Reproduce tal cual las líneas de los registros que siguen, desde la línea que contiene "checklist-progress-icon: 0/6 [180,502,275,542]" hasta la línea que contiene "star-icon [287,940,327,980]", ambas incluidas, y ninguna otra.

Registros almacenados
==================================================
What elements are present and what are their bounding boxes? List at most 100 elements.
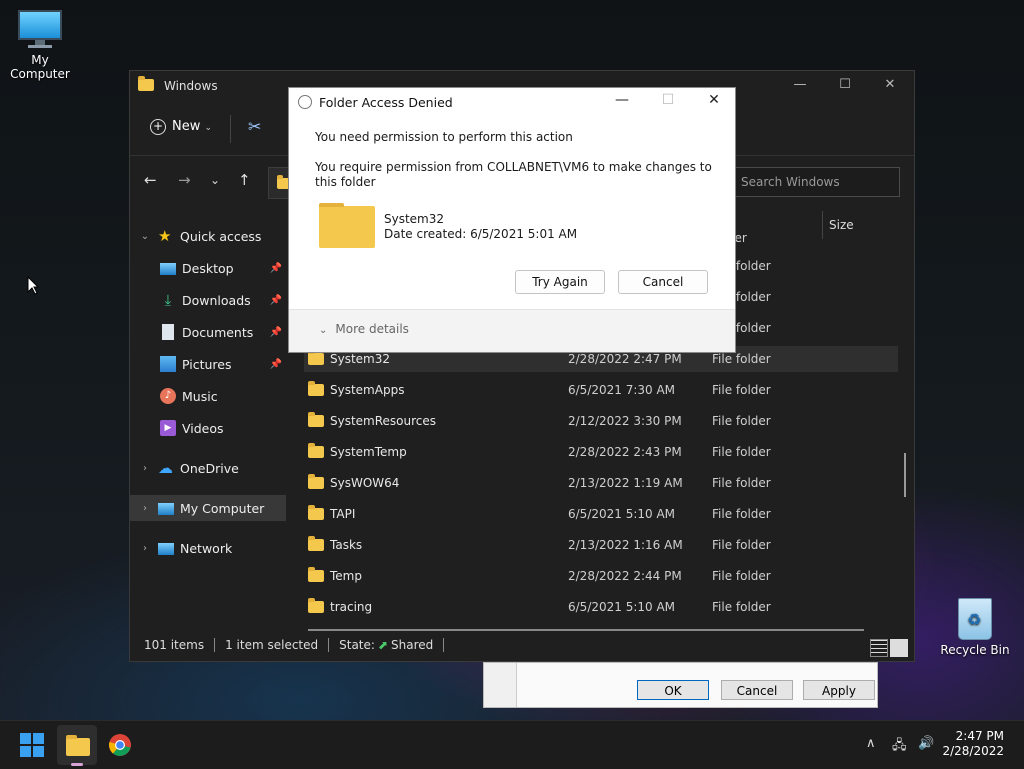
- table-row[interactable]: Tasks 2/13/2022 1:16 AM File folder: [304, 532, 898, 558]
- show-hidden-icons-chevron-icon[interactable]: ∧: [866, 736, 876, 751]
- computer-icon: [158, 503, 174, 515]
- cancel-button[interactable]: Cancel: [721, 680, 793, 700]
- file-explorer-icon: [66, 735, 90, 756]
- sidebar-item-label: OneDrive: [180, 460, 239, 476]
- folder-access-denied-dialog: Folder Access Denied — ☐ ✕ You need perm…: [288, 87, 736, 353]
- sidebar-item-downloads[interactable]: ⤓ Downloads 📌: [130, 287, 286, 313]
- chrome-taskbar-button[interactable]: [108, 733, 132, 757]
- chevron-down-icon: ⌄: [319, 325, 328, 336]
- minimize-button[interactable]: —: [599, 92, 645, 108]
- sidebar-item-onedrive[interactable]: › ☁ OneDrive: [130, 455, 286, 481]
- thumbnail-view-icon[interactable]: [890, 639, 908, 657]
- file-type: File folder: [712, 445, 771, 459]
- up-arrow-icon[interactable]: ↑: [238, 171, 251, 189]
- pin-icon: 📌: [269, 294, 282, 306]
- new-button[interactable]: + New ⌄: [150, 119, 212, 135]
- new-label: New: [172, 119, 201, 134]
- search-input[interactable]: Search Windows: [730, 167, 900, 197]
- documents-icon: [162, 324, 174, 340]
- file-name: System32: [330, 352, 391, 366]
- mouse-cursor-icon: [27, 276, 39, 295]
- table-row[interactable]: SystemTemp 2/28/2022 2:43 PM File folder: [304, 439, 898, 465]
- view-toggle: [870, 639, 908, 657]
- file-name: SystemApps: [330, 383, 405, 397]
- sidebar-item-videos[interactable]: ▶ Videos: [130, 415, 286, 441]
- network-status-icon[interactable]: 🖧: [892, 736, 907, 758]
- sidebar-item-desktop[interactable]: Desktop 📌: [130, 255, 286, 281]
- folder-icon: [319, 203, 375, 248]
- back-arrow-icon[interactable]: ←: [144, 171, 157, 189]
- sidebar-item-label: Music: [182, 388, 218, 404]
- recycle-bin-icon: ♻: [958, 598, 992, 640]
- maximize-button: ☐: [661, 92, 675, 108]
- folder-date-created: Date created: 6/5/2021 5:01 AM: [384, 227, 578, 241]
- details-view-icon[interactable]: [870, 639, 888, 657]
- minimize-button[interactable]: —: [780, 77, 820, 92]
- file-type: File folder: [712, 383, 771, 397]
- folder-icon: [308, 412, 324, 427]
- more-details-toggle[interactable]: ⌄ More details: [319, 322, 409, 336]
- file-date: 6/5/2021 7:30 AM: [568, 383, 676, 397]
- sidebar-item-label: Pictures: [182, 356, 232, 372]
- vertical-scrollbar[interactable]: [904, 453, 906, 497]
- pin-icon: 📌: [269, 262, 282, 274]
- sidebar-item-pictures[interactable]: Pictures 📌: [130, 351, 286, 377]
- chevron-right-icon[interactable]: ›: [138, 503, 152, 514]
- folder-icon: [308, 381, 324, 396]
- chevron-right-icon[interactable]: ›: [138, 543, 152, 554]
- table-row[interactable]: tracing 6/5/2021 5:10 AM File folder: [304, 594, 898, 620]
- system-clock[interactable]: 2:47 PM 2/28/2022: [942, 729, 1004, 759]
- table-row[interactable]: SystemResources 2/12/2022 3:30 PM File f…: [304, 408, 898, 434]
- folder-icon: [308, 505, 324, 520]
- close-button[interactable]: ✕: [870, 77, 910, 92]
- file-type: File folder: [712, 352, 771, 366]
- file-type: File folder: [712, 538, 771, 552]
- close-button[interactable]: ✕: [691, 92, 737, 108]
- item-count: 101 items: [144, 638, 205, 652]
- dialog-message-heading: You need permission to perform this acti…: [315, 130, 573, 144]
- clock-date: 2/28/2022: [942, 744, 1004, 758]
- file-name: Temp: [330, 569, 362, 583]
- toolbar-divider: [230, 115, 231, 143]
- column-header-size[interactable]: Size: [822, 211, 898, 239]
- sidebar-item-label: Quick access: [180, 228, 262, 244]
- try-again-button[interactable]: Try Again: [515, 270, 605, 294]
- table-row[interactable]: Temp 2/28/2022 2:44 PM File folder: [304, 563, 898, 589]
- sidebar-item-documents[interactable]: Documents 📌: [130, 319, 286, 345]
- chevron-right-icon[interactable]: ›: [138, 463, 152, 474]
- maximize-button[interactable]: ☐: [825, 77, 865, 92]
- chevron-down-icon: ⌄: [204, 123, 213, 133]
- desktop-icon-my-computer[interactable]: My Computer: [0, 10, 80, 81]
- file-date: 6/5/2021 5:10 AM: [568, 600, 676, 614]
- star-icon: ★: [158, 227, 172, 245]
- forward-arrow-icon[interactable]: →: [178, 171, 191, 189]
- cancel-button[interactable]: Cancel: [618, 270, 708, 294]
- apply-button[interactable]: Apply: [803, 680, 875, 700]
- sidebar-item-label: Desktop: [182, 260, 234, 276]
- explorer-title: Windows: [164, 79, 218, 93]
- sidebar-item-my-computer[interactable]: › My Computer: [130, 495, 286, 521]
- pin-icon: 📌: [269, 326, 282, 338]
- file-type: File folder: [712, 600, 771, 614]
- volume-icon[interactable]: 🔊: [918, 736, 934, 751]
- active-indicator: [71, 763, 83, 766]
- start-button[interactable]: [20, 733, 44, 757]
- sidebar-item-network[interactable]: › Network: [130, 535, 286, 561]
- table-row[interactable]: TAPI 6/5/2021 5:10 AM File folder: [304, 501, 898, 527]
- table-row[interactable]: SystemApps 6/5/2021 7:30 AM File folder: [304, 377, 898, 403]
- ok-button[interactable]: OK: [637, 680, 709, 700]
- desktop-icon-recycle-bin[interactable]: ♻ Recycle Bin: [935, 598, 1015, 657]
- network-icon: [158, 543, 174, 555]
- status-divider: [214, 638, 216, 652]
- status-divider: [328, 638, 330, 652]
- sidebar-item-label: Network: [180, 540, 233, 556]
- recent-locations-chevron-icon[interactable]: ⌄: [210, 173, 220, 187]
- sidebar-item-music[interactable]: ♪ Music: [130, 383, 286, 409]
- properties-dialog-body: OK Cancel Apply: [516, 663, 877, 707]
- table-row[interactable]: SysWOW64 2/13/2022 1:19 AM File folder: [304, 470, 898, 496]
- sidebar-item-quick-access[interactable]: ⌄ ★ Quick access: [130, 223, 286, 249]
- folder-name: System32: [384, 212, 445, 226]
- cut-icon[interactable]: ✂: [248, 117, 261, 136]
- chevron-down-icon[interactable]: ⌄: [138, 231, 152, 242]
- navigation-pane: ⌄ ★ Quick access Desktop 📌 ⤓ Downloads 📌…: [130, 211, 290, 629]
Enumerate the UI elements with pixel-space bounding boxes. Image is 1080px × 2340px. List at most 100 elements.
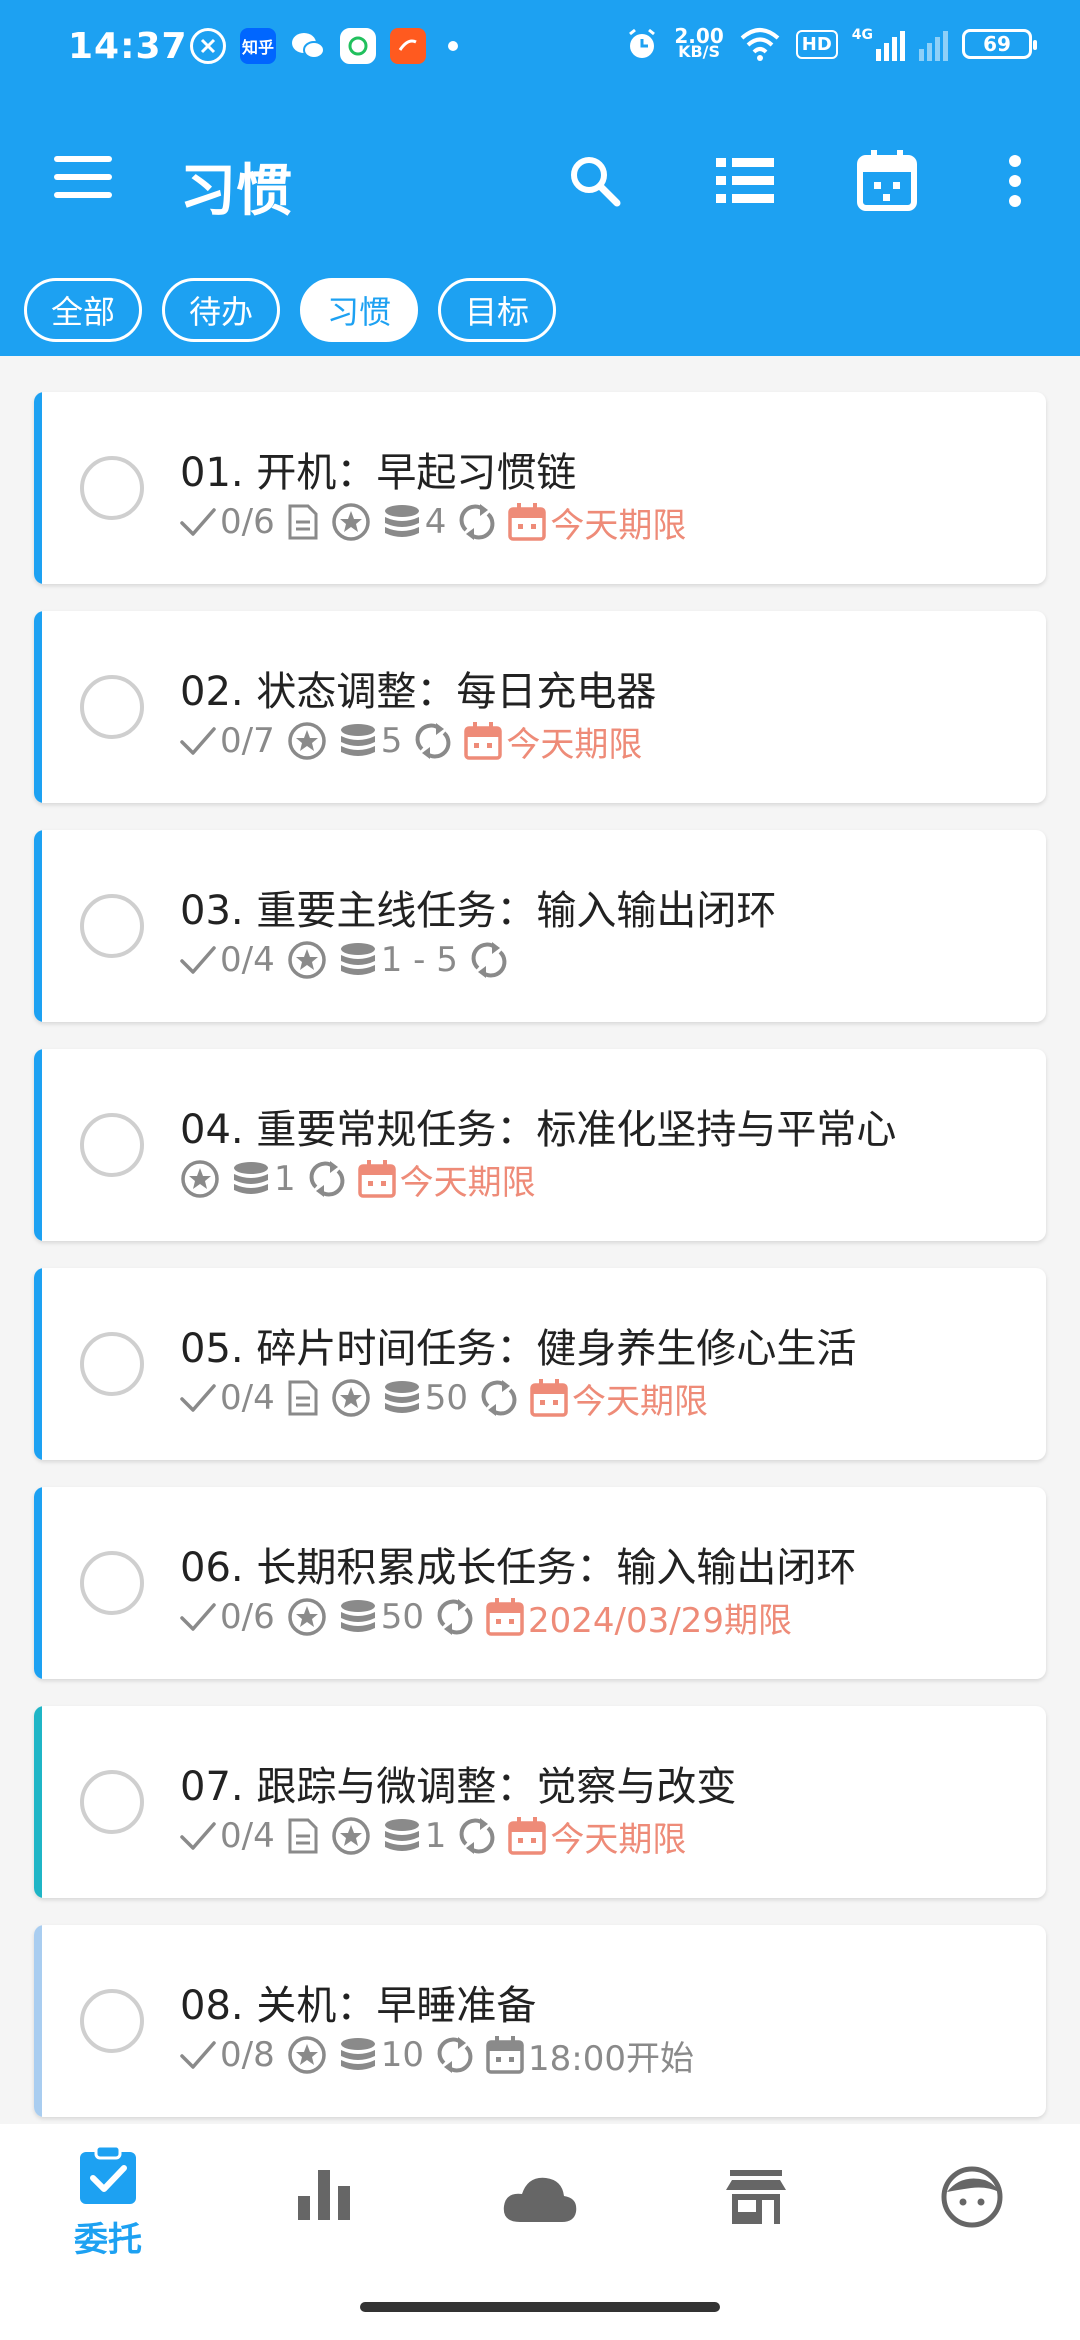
checklist-progress-icon: 0/6 [180,502,275,542]
due-date-icon: 今天期限 [357,1155,536,1204]
app-header: 14:37 知乎 2.00 KB/S HD 4G 69 习惯 全部 待办 习惯 … [0,0,1080,356]
task-title: 03. 重要主线任务：输入输出闭环 [180,888,777,934]
signal-icon-2 [919,27,948,61]
search-icon[interactable] [560,146,630,216]
task-color-bar [34,830,42,1022]
coin-icon: 50 [339,1597,424,1637]
star-icon [287,940,327,980]
signal-icon: 4G [852,27,905,61]
task-checkbox[interactable] [80,894,144,958]
task-title: 07. 跟踪与微调整：觉察与改变 [180,1764,737,1810]
task-card[interactable]: 08. 关机：早睡准备 0/8 10 18:00开始 [34,1925,1046,2117]
chip-goal[interactable]: 目标 [438,278,557,342]
menu-icon[interactable] [54,156,112,200]
coin-icon-text: 50 [380,1597,424,1637]
due-date-icon: 今天期限 [508,1812,686,1861]
nav-cloud[interactable] [470,2174,610,2314]
task-checkbox[interactable] [80,1113,144,1177]
cloud-icon [503,2177,577,2222]
star-icon [287,1597,327,1637]
coin-icon-text: 4 [424,502,447,542]
repeat-icon [458,502,496,542]
task-meta: 0/6 4 今天期限 [180,498,686,547]
task-card[interactable]: 03. 重要主线任务：输入输出闭环 0/4 1 - 5 [34,830,1046,1022]
chip-todo[interactable]: 待办 [162,278,281,342]
task-color-bar [34,1487,42,1679]
repeat-icon [308,1159,346,1199]
due-date-icon: 今天期限 [464,717,642,766]
status-bar: 14:37 知乎 2.00 KB/S HD 4G 69 [0,0,1080,96]
task-meta: 0/4 50 今天期限 [180,1374,708,1423]
due-date-icon-text: 今天期限 [550,1819,687,1860]
due-date-icon: 18:00开始 [486,2031,694,2080]
checklist-progress-icon-text: 0/4 [220,940,275,980]
battery-icon: 69 [962,29,1037,59]
coin-icon: 5 [339,721,403,761]
task-checkbox[interactable] [80,1332,144,1396]
nav-profile[interactable] [902,2166,1042,2306]
coin-icon: 1 [383,1816,446,1856]
checklist-progress-icon: 0/4 [180,1378,275,1418]
checklist-progress-icon: 0/7 [180,721,275,761]
due-date-icon-text: 今天期限 [506,724,643,765]
more-options-icon[interactable] [980,146,1050,216]
task-card[interactable]: 01. 开机：早起习惯链 0/6 4 今天期限 [34,392,1046,584]
task-meta: 1 今天期限 [180,1155,536,1204]
task-title: 05. 碎片时间任务：健身养生修心生活 [180,1326,857,1372]
repeat-icon [470,940,508,980]
task-list: 01. 开机：早起习惯链 0/6 4 今天期限 02. 状态调整：每日充电器 0/7 5 今天… [34,392,1046,2144]
task-card[interactable]: 05. 碎片时间任务：健身养生修心生活 0/4 50 今天期限 [34,1268,1046,1460]
coin-icon-text: 5 [380,721,403,761]
zhihu-icon: 知乎 [240,28,276,64]
checklist-progress-icon: 0/6 [180,1597,275,1637]
checklist-progress-icon-text: 0/6 [220,1597,275,1637]
task-card[interactable]: 06. 长期积累成长任务：输入输出闭环 0/6 50 2024/03/29期限 [34,1487,1046,1679]
repeat-icon [436,2035,474,2075]
task-title: 04. 重要常规任务：标准化坚持与平常心 [180,1107,897,1153]
due-date-icon: 今天期限 [530,1374,708,1423]
task-title: 02. 状态调整：每日充电器 [180,669,657,715]
more-notifications-dot [448,41,458,51]
task-card[interactable]: 07. 跟踪与微调整：觉察与改变 0/4 1 今天期限 [34,1706,1046,1898]
due-date-icon-text: 2024/03/29期限 [527,1600,792,1641]
coin-icon: 1 [232,1159,296,1199]
chip-all[interactable]: 全部 [24,278,143,342]
task-checkbox[interactable] [80,675,144,739]
nav-stats[interactable] [254,2170,394,2310]
task-meta: 0/7 5 今天期限 [180,717,642,766]
task-checkbox[interactable] [80,456,144,520]
nav-store[interactable] [686,2170,826,2310]
due-date-icon-text: 今天期限 [399,1162,536,1203]
nav-tasks[interactable]: 委托 [38,2144,178,2284]
task-checkbox[interactable] [80,1551,144,1615]
checklist-progress-icon-text: 0/4 [220,1816,275,1856]
network-speed: 2.00 KB/S [674,24,724,61]
repeat-icon [458,1816,496,1856]
task-card[interactable]: 04. 重要常规任务：标准化坚持与平常心 1 今天期限 [34,1049,1046,1241]
star-icon [180,1159,220,1199]
task-color-bar [34,611,42,803]
list-view-icon[interactable] [710,146,780,216]
checklist-progress-icon-text: 0/6 [220,502,275,542]
task-meta: 0/4 1 - 5 [180,938,508,982]
task-checkbox[interactable] [80,1770,144,1834]
hd-icon: HD [795,29,838,59]
calendar-icon[interactable] [852,146,922,216]
task-meta: 0/6 50 2024/03/29期限 [180,1593,792,1642]
repeat-icon [414,721,452,761]
task-card[interactable]: 02. 状态调整：每日充电器 0/7 5 今天期限 [34,611,1046,803]
checklist-progress-icon: 0/4 [180,1816,275,1856]
task-checkbox[interactable] [80,1989,144,2053]
page-title: 习惯 [180,159,292,224]
due-date-icon: 2024/03/29期限 [486,1593,792,1642]
note-icon [287,503,319,541]
chip-habit[interactable]: 习惯 [300,278,419,342]
coin-icon-text: 1 - 5 [380,940,458,980]
coin-icon: 1 - 5 [339,940,458,980]
due-date-icon: 今天期限 [508,498,686,547]
status-time: 14:37 [68,26,188,67]
note-icon [287,1379,319,1417]
checklist-progress-icon-text: 0/4 [220,1378,275,1418]
browser-app-icon [390,28,426,64]
wechat-icon [290,28,326,64]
==================================================
Respuesta a continuación -
checklist-progress-icon: 0/6 [180,502,275,542]
due-date-icon: 今天期限 [357,1155,536,1204]
app-header: 14:37 知乎 2.00 KB/S HD 4G 69 习惯 全部 待办 习惯 … [0,0,1080,356]
task-title: 03. 重要主线任务：输入输出闭环 [180,888,777,934]
signal-icon-2 [919,27,948,61]
search-icon[interactable] [560,146,630,216]
task-color-bar [34,830,42,1022]
coin-icon: 50 [339,1597,424,1637]
star-icon [287,940,327,980]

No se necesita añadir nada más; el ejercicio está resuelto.